**REQUEST**
Every record must appear in your copy exactly as written, with no pictures.

— BEGIN —

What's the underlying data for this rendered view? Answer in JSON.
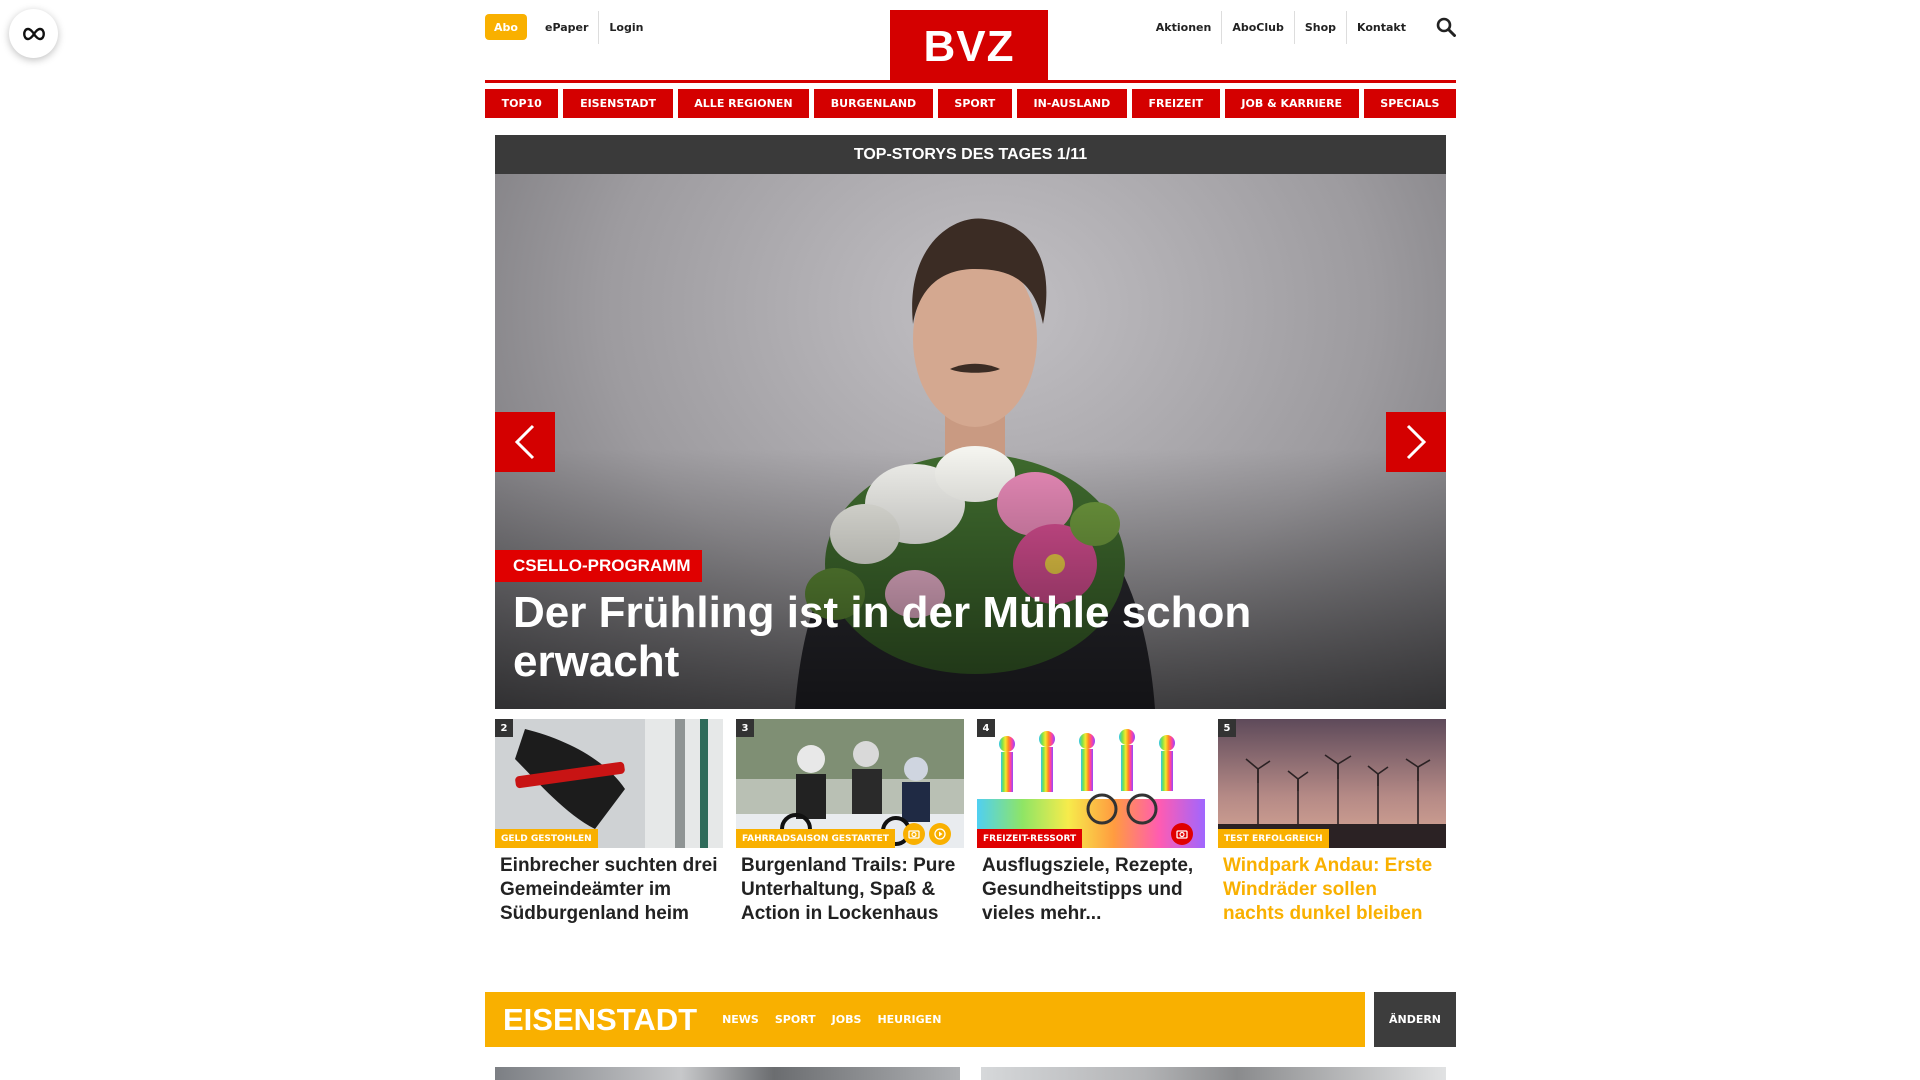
{
  "colors": {
    "brand_red": "#d40000",
    "accent_orange": "#f9b000",
    "dark_bar": "#3a3a3a"
  },
  "side_button": {
    "icon": "infinity-icon"
  },
  "header": {
    "abo_label": "Abo",
    "left_links": [
      "ePaper",
      "Login"
    ],
    "logo_text": "BVZ",
    "right_links": [
      "Aktionen",
      "AboClub",
      "Shop",
      "Kontakt"
    ],
    "search_icon": "search-icon"
  },
  "nav": {
    "items": [
      "TOP10",
      "EISENSTADT",
      "ALLE REGIONEN",
      "BURGENLAND",
      "SPORT",
      "IN-AUSLAND",
      "FREIZEIT",
      "JOB & KARRIERE",
      "SPECIALS"
    ]
  },
  "hero": {
    "bar_title": "TOP-STORYS DES TAGES 1/11",
    "tag": "CSELLO-PROGRAMM",
    "title": "Der Frühling ist in der Mühle schon erwacht",
    "prev_icon": "chevron-left-icon",
    "next_icon": "chevron-right-icon"
  },
  "teasers": [
    {
      "num": "2",
      "tag": "GELD GESTOHLEN",
      "title": "Einbrecher suchten drei Gemeindeämter im Südburgenland heim"
    },
    {
      "num": "3",
      "tag": "FAHRRADSAISON GESTARTET",
      "title": "Burgenland Trails: Pure Unterhaltung, Spaß & Action in Lockenhaus",
      "media": [
        "camera-icon",
        "play-icon"
      ]
    },
    {
      "num": "4",
      "tag": "FREIZEIT-RESSORT",
      "title": "Ausflugsziele, Rezepte, Gesundheitstipps und vieles mehr...",
      "media": [
        "camera-icon"
      ]
    },
    {
      "num": "5",
      "tag": "TEST ERFOLGREICH",
      "title": "Windpark Andau: Erste Windräder sollen nachts dunkel bleiben"
    }
  ],
  "section": {
    "title": "EISENSTADT",
    "links": [
      "NEWS",
      "SPORT",
      "JOBS",
      "HEURIGEN"
    ],
    "change_label": "ÄNDERN"
  }
}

— END —

**SOLUTION FOR THIS PROBLEM**
What's the underlying data for this rendered view? Answer in JSON.
{
  "colors": {
    "brand_red": "#d40000",
    "accent_orange": "#f9b000",
    "dark_bar": "#3a3a3a"
  },
  "side_button": {
    "icon": "infinity-icon"
  },
  "header": {
    "abo_label": "Abo",
    "left_links": [
      "ePaper",
      "Login"
    ],
    "logo_text": "BVZ",
    "right_links": [
      "Aktionen",
      "AboClub",
      "Shop",
      "Kontakt"
    ],
    "search_icon": "search-icon"
  },
  "nav": {
    "items": [
      "TOP10",
      "EISENSTADT",
      "ALLE REGIONEN",
      "BURGENLAND",
      "SPORT",
      "IN-AUSLAND",
      "FREIZEIT",
      "JOB & KARRIERE",
      "SPECIALS"
    ]
  },
  "hero": {
    "bar_title": "TOP-STORYS DES TAGES 1/11",
    "tag": "CSELLO-PROGRAMM",
    "title": "Der Frühling ist in der Mühle schon erwacht",
    "prev_icon": "chevron-left-icon",
    "next_icon": "chevron-right-icon"
  },
  "teasers": [
    {
      "num": "2",
      "tag": "GELD GESTOHLEN",
      "title": "Einbrecher suchten drei Gemeindeämter im Südburgenland heim"
    },
    {
      "num": "3",
      "tag": "FAHRRADSAISON GESTARTET",
      "title": "Burgenland Trails: Pure Unterhaltung, Spaß & Action in Lockenhaus",
      "media": [
        "camera-icon",
        "play-icon"
      ]
    },
    {
      "num": "4",
      "tag": "FREIZEIT-RESSORT",
      "title": "Ausflugsziele, Rezepte, Gesundheitstipps und vieles mehr...",
      "media": [
        "camera-icon"
      ]
    },
    {
      "num": "5",
      "tag": "TEST ERFOLGREICH",
      "title": "Windpark Andau: Erste Windräder sollen nachts dunkel bleiben"
    }
  ],
  "section": {
    "title": "EISENSTADT",
    "links": [
      "NEWS",
      "SPORT",
      "JOBS",
      "HEURIGEN"
    ],
    "change_label": "ÄNDERN"
  }
}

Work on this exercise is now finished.